Reproduce the records below in full and without edits, omitting images.

+++ Record set +++

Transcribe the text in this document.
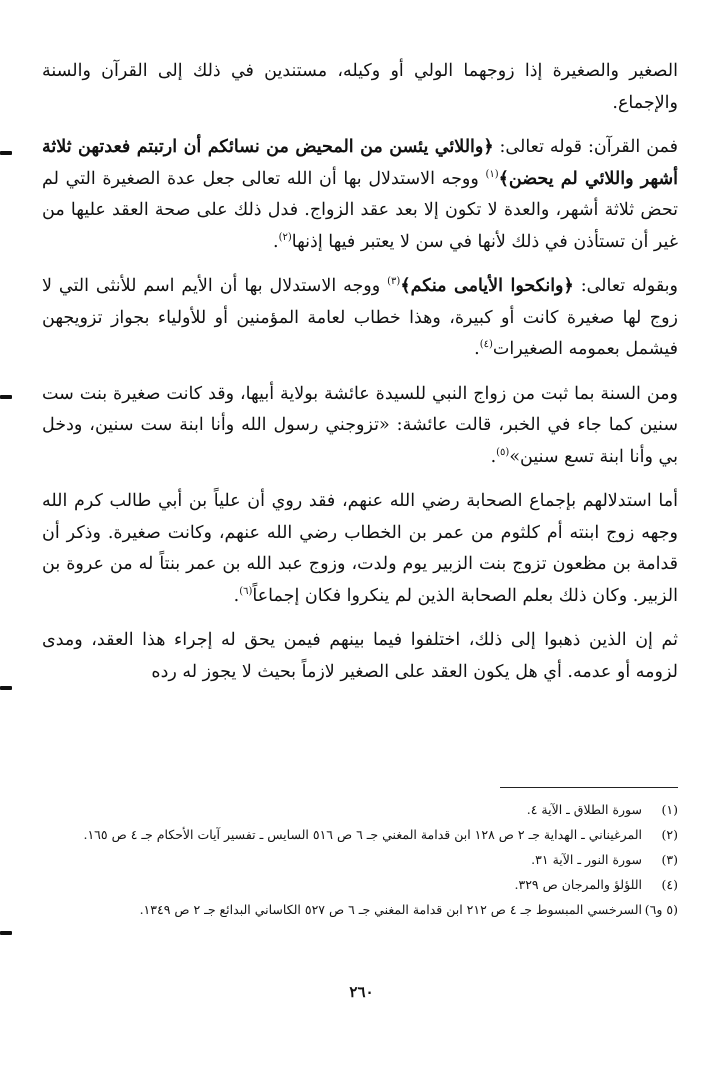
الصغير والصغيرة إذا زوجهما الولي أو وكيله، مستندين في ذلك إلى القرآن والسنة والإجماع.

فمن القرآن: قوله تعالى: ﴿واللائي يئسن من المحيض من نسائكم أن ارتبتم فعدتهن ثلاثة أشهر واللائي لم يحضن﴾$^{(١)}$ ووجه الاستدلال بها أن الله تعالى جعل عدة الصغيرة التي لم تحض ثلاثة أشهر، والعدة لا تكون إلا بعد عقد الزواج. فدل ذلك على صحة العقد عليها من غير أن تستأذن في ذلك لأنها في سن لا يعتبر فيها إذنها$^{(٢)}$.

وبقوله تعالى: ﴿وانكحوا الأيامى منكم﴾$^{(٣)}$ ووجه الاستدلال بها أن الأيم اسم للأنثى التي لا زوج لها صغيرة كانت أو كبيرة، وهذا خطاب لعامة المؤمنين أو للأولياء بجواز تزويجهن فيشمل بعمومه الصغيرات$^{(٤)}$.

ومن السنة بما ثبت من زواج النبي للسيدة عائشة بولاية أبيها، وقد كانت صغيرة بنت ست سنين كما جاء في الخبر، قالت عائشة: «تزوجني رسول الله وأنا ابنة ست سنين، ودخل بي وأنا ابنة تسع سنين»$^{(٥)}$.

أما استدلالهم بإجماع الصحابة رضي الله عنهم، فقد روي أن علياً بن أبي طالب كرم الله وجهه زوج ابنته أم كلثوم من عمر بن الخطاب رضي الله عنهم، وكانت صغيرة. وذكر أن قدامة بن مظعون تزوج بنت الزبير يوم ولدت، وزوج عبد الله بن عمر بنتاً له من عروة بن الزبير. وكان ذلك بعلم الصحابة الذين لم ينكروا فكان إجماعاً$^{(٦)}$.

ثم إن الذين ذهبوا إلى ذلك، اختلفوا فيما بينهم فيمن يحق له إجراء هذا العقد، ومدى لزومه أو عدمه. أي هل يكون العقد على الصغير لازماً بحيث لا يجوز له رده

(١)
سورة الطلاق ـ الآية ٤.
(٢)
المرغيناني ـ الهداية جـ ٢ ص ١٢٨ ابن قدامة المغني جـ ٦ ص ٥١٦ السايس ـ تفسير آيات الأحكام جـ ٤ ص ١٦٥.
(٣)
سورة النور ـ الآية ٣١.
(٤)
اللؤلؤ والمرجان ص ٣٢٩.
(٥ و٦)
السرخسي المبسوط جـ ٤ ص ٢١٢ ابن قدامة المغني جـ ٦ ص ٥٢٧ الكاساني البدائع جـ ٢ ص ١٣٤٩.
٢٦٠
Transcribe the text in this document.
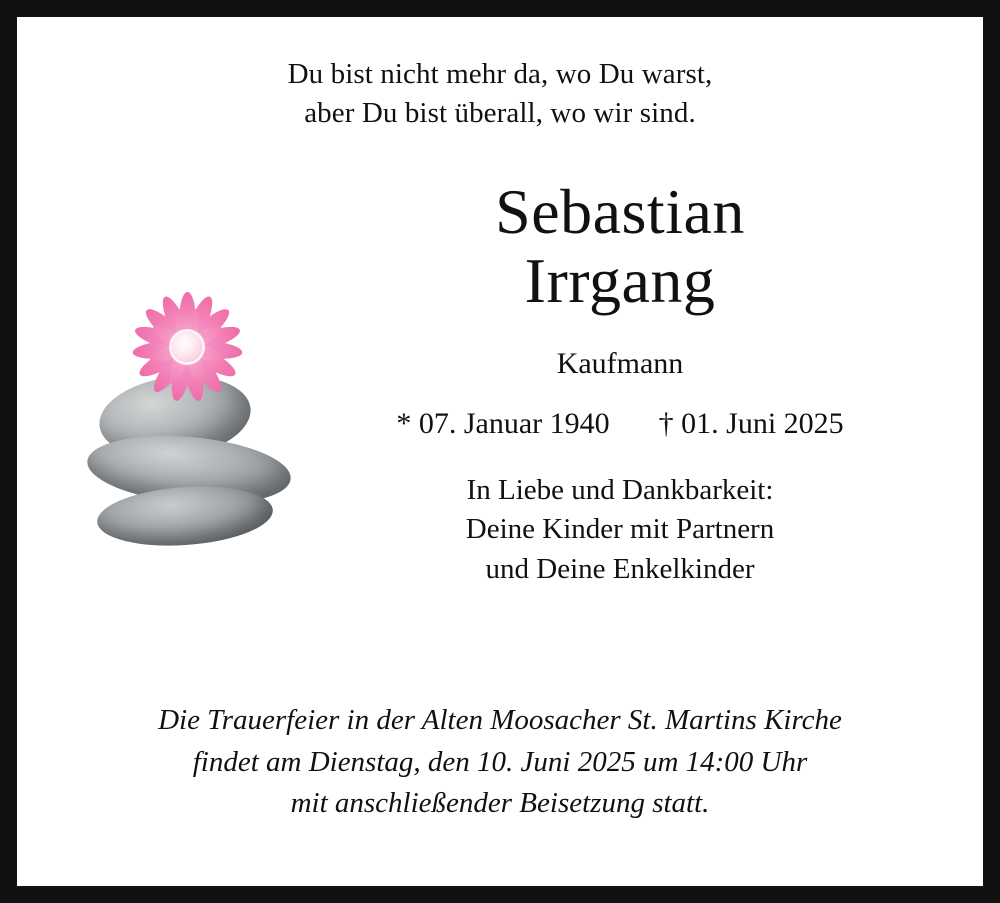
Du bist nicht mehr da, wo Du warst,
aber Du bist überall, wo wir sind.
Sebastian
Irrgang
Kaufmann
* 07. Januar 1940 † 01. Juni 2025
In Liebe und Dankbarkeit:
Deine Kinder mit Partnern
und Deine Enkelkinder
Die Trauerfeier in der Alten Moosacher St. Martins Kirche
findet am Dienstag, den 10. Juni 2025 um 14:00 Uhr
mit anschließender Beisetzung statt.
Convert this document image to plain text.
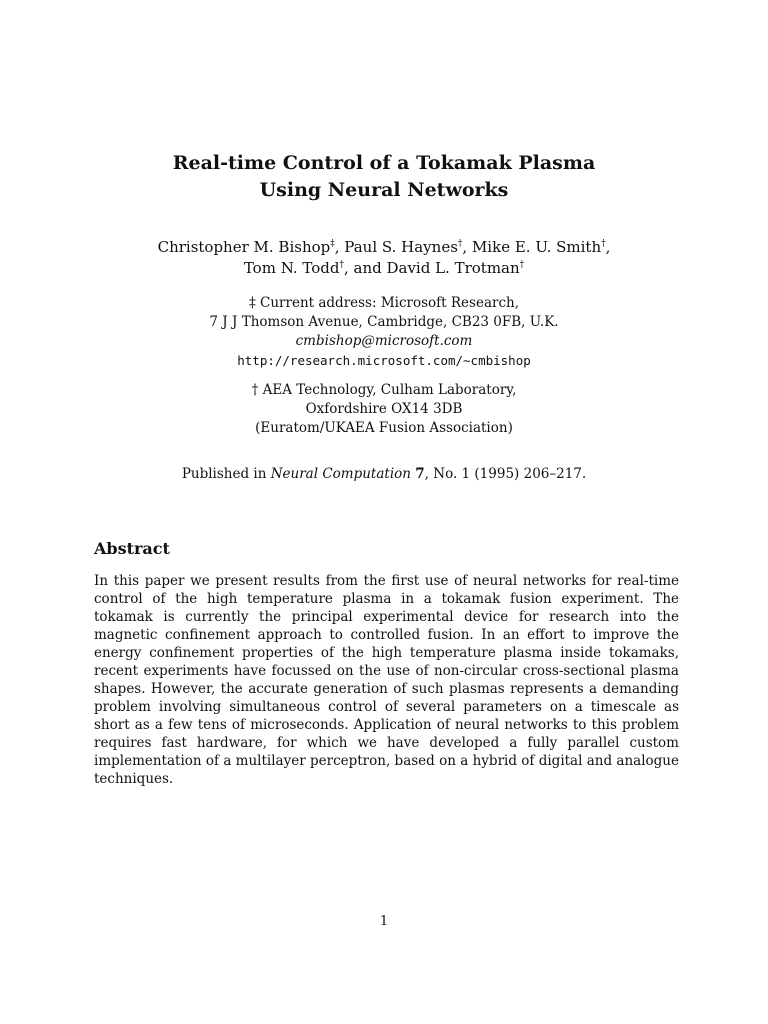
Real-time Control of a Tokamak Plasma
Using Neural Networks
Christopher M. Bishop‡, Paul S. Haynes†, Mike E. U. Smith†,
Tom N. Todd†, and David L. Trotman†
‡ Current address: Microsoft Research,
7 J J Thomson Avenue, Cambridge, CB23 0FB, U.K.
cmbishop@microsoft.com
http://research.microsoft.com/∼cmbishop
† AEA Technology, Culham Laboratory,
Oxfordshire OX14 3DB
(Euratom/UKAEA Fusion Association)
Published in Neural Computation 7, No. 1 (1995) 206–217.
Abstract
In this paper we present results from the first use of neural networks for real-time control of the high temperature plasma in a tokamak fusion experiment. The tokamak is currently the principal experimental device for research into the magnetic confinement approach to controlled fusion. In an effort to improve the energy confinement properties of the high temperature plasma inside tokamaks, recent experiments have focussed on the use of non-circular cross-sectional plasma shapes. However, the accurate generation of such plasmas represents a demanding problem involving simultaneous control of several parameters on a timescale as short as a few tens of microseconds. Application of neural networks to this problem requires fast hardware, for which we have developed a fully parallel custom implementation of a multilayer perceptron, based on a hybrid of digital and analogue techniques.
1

+++

Result for this exercise:
Transcribe the text in this document.
الصغير والصغيرة إذا زوجهما الولي أو وكيله، مستندين في ذلك إلى القرآن والسنة والإجماع.

فمن القرآن: قوله تعالى: ﴿واللائي يئسن من المحيض من نسائكم أن ارتبتم فعدتهن ثلاثة أشهر واللائي لم يحضن﴾$^{(١)}$ ووجه الاستدلال بها أن الله تعالى جعل عدة الصغيرة التي لم تحض ثلاثة أشهر، والعدة لا تكون إلا بعد عقد الزواج. فدل ذلك على صحة العقد عليها من غير أن تستأذن في ذلك لأنها في سن لا يعتبر فيها إذنها$^{(٢)}$.

وبقوله تعالى: ﴿وانكحوا الأيامى منكم﴾$^{(٣)}$ ووجه الاستدلال بها أن الأيم اسم للأنثى التي لا زوج لها صغيرة كانت أو كبيرة، وهذا خطاب لعامة المؤمنين أو للأولياء بجواز تزويجهن فيشمل بعمومه الصغيرات$^{(٤)}$.

ومن السنة بما ثبت من زواج النبي للسيدة عائشة بولاية أبيها، وقد كانت صغيرة بنت ست سنين كما جاء في الخبر، قالت عائشة: «تزوجني رسول الله وأنا ابنة ست سنين، ودخل بي وأنا ابنة تسع سنين»$^{(٥)}$.

أما استدلالهم بإجماع الصحابة رضي الله عنهم، فقد روي أن علياً بن أبي طالب كرم الله وجهه زوج ابنته أم كلثوم من عمر بن الخطاب رضي الله عنهم، وكانت صغيرة. وذكر أن قدامة بن مظعون تزوج بنت الزبير يوم ولدت، وزوج عبد الله بن عمر بنتاً له من عروة بن الزبير. وكان ذلك بعلم الصحابة الذين لم ينكروا فكان إجماعاً$^{(٦)}$.

ثم إن الذين ذهبوا إلى ذلك، اختلفوا فيما بينهم فيمن يحق له إجراء هذا العقد، ومدى لزومه أو عدمه. أي هل يكون العقد على الصغير لازماً بحيث لا يجوز له رده

(١)
سورة الطلاق ـ الآية ٤.
(٢)
المرغيناني ـ الهداية جـ ٢ ص ١٢٨ ابن قدامة المغني جـ ٦ ص ٥١٦ السايس ـ تفسير آيات الأحكام جـ ٤ ص ١٦٥.
(٣)
سورة النور ـ الآية ٣١.
(٤)
اللؤلؤ والمرجان ص ٣٢٩.
(٥ و٦)
السرخسي المبسوط جـ ٤ ص ٢١٢ ابن قدامة المغني جـ ٦ ص ٥٢٧ الكاساني البدائع جـ ٢ ص ١٣٤٩.
٢٦٠
Transcribe the text in this document.
Du bist nicht mehr da, wo Du warst,
aber Du bist überall, wo wir sind.
Sebastian
Irrgang
Kaufmann
* 07. Januar 1940 † 01. Juni 2025
In Liebe und Dankbarkeit:
Deine Kinder mit Partnern
und Deine Enkelkinder
Die Trauerfeier in der Alten Moosacher St. Martins Kirche
findet am Dienstag, den 10. Juni 2025 um 14:00 Uhr
mit anschließender Beisetzung statt.
Convert this document image to plain text.
Real-time Control of a Tokamak Plasma
Using Neural Networks
Christopher M. Bishop‡, Paul S. Haynes†, Mike E. U. Smith†,
Tom N. Todd†, and David L. Trotman†
‡ Current address: Microsoft Research,
7 J J Thomson Avenue, Cambridge, CB23 0FB, U.K.
cmbishop@microsoft.com
http://research.microsoft.com/∼cmbishop
† AEA Technology, Culham Laboratory,
Oxfordshire OX14 3DB
(Euratom/UKAEA Fusion Association)
Published in Neural Computation 7, No. 1 (1995) 206–217.
Abstract
In this paper we present results from the first use of neural networks for real-time control of the high temperature plasma in a tokamak fusion experiment. The tokamak is currently the principal experimental device for research into the magnetic confinement approach to controlled fusion. In an effort to improve the energy confinement properties of the high temperature plasma inside tokamaks, recent experiments have focussed on the use of non-circular cross-sectional plasma shapes. However, the accurate generation of such plasmas represents a demanding problem involving simultaneous control of several parameters on a timescale as short as a few tens of microseconds. Application of neural networks to this problem requires fast hardware, for which we have developed a fully parallel custom implementation of a multilayer perceptron, based on a hybrid of digital and analogue techniques.
1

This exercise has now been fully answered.